─── The records

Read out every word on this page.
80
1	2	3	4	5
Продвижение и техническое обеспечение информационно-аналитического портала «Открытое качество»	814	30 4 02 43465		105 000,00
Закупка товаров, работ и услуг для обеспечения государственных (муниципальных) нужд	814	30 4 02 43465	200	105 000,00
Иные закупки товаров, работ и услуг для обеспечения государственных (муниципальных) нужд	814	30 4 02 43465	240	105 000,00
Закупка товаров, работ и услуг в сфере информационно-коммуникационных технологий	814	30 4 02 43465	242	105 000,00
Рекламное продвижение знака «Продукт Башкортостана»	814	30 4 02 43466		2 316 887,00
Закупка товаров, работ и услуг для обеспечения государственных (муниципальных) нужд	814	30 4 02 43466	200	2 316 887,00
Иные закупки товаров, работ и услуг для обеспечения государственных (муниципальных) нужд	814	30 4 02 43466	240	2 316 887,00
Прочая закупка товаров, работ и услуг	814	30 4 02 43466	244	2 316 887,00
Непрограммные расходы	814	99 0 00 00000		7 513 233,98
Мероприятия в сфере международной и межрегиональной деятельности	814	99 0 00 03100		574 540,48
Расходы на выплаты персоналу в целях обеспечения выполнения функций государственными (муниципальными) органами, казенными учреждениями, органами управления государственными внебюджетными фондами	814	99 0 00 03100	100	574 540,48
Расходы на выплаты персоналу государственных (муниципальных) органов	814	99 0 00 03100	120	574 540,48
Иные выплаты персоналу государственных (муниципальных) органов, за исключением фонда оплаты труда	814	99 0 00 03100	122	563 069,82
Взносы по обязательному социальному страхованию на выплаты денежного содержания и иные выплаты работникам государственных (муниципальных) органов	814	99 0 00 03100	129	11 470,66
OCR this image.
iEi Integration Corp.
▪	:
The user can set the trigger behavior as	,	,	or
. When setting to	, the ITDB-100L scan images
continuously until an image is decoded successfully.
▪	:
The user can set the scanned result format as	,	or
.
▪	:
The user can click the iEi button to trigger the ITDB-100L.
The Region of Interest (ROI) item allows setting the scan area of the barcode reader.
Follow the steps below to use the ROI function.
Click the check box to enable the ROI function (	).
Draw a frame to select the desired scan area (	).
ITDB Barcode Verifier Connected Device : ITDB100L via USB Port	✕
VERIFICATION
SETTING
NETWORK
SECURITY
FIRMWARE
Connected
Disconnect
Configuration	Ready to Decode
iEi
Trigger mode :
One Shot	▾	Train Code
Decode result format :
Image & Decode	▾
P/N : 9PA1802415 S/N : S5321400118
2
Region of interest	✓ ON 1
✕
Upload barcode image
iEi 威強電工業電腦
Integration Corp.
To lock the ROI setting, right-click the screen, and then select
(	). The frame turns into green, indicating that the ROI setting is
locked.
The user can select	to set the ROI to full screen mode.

──────

Challenge: Reproduce each entry exactly, leaving out nothing.

Written answer:
Read out every word on this page.
80
1	2	3	4	5
Продвижение и техническое обеспечение информационно-аналитического портала «Открытое качество»	814	30 4 02 43465		105 000,00
Закупка товаров, работ и услуг для обеспечения государственных (муниципальных) нужд	814	30 4 02 43465	200	105 000,00
Иные закупки товаров, работ и услуг для обеспечения государственных (муниципальных) нужд	814	30 4 02 43465	240	105 000,00
Закупка товаров, работ и услуг в сфере информационно-коммуникационных технологий	814	30 4 02 43465	242	105 000,00
Рекламное продвижение знака «Продукт Башкортостана»	814	30 4 02 43466		2 316 887,00
Закупка товаров, работ и услуг для обеспечения государственных (муниципальных) нужд	814	30 4 02 43466	200	2 316 887,00
Иные закупки товаров, работ и услуг для обеспечения государственных (муниципальных) нужд	814	30 4 02 43466	240	2 316 887,00
Прочая закупка товаров, работ и услуг	814	30 4 02 43466	244	2 316 887,00
Непрограммные расходы	814	99 0 00 00000		7 513 233,98
Мероприятия в сфере международной и межрегиональной деятельности	814	99 0 00 03100		574 540,48
Расходы на выплаты персоналу в целях обеспечения выполнения функций государственными (муниципальными) органами, казенными учреждениями, органами управления государственными внебюджетными фондами	814	99 0 00 03100	100	574 540,48
Расходы на выплаты персоналу государственных (муниципальных) органов	814	99 0 00 03100	120	574 540,48
Иные выплаты персоналу государственных (муниципальных) органов, за исключением фонда оплаты труда	814	99 0 00 03100	122	563 069,82
Взносы по обязательному социальному страхованию на выплаты денежного содержания и иные выплаты работникам государственных (муниципальных) органов	814	99 0 00 03100	129	11 470,66
OCR this image.
iEi Integration Corp.
▪	:
The user can set the trigger behavior as	,	,	or
. When setting to	, the ITDB-100L scan images
continuously until an image is decoded successfully.
▪	:
The user can set the scanned result format as	,	or
.
▪	:
The user can click the iEi button to trigger the ITDB-100L.
The Region of Interest (ROI) item allows setting the scan area of the barcode reader.
Follow the steps below to use the ROI function.
Click the check box to enable the ROI function (	).
Draw a frame to select the desired scan area (	).
ITDB Barcode Verifier Connected Device : ITDB100L via USB Port	✕
VERIFICATION
SETTING
NETWORK
SECURITY
FIRMWARE
Connected
Disconnect
Configuration	Ready to Decode
iEi
Trigger mode :
One Shot	▾	Train Code
Decode result format :
Image & Decode	▾
P/N : 9PA1802415 S/N : S5321400118
2
Region of interest	✓ ON 1
✕
Upload barcode image
iEi 威強電工業電腦
Integration Corp.
To lock the ROI setting, right-click the screen, and then select
(	). The frame turns into green, indicating that the ROI setting is
locked.
The user can select	to set the ROI to full screen mode.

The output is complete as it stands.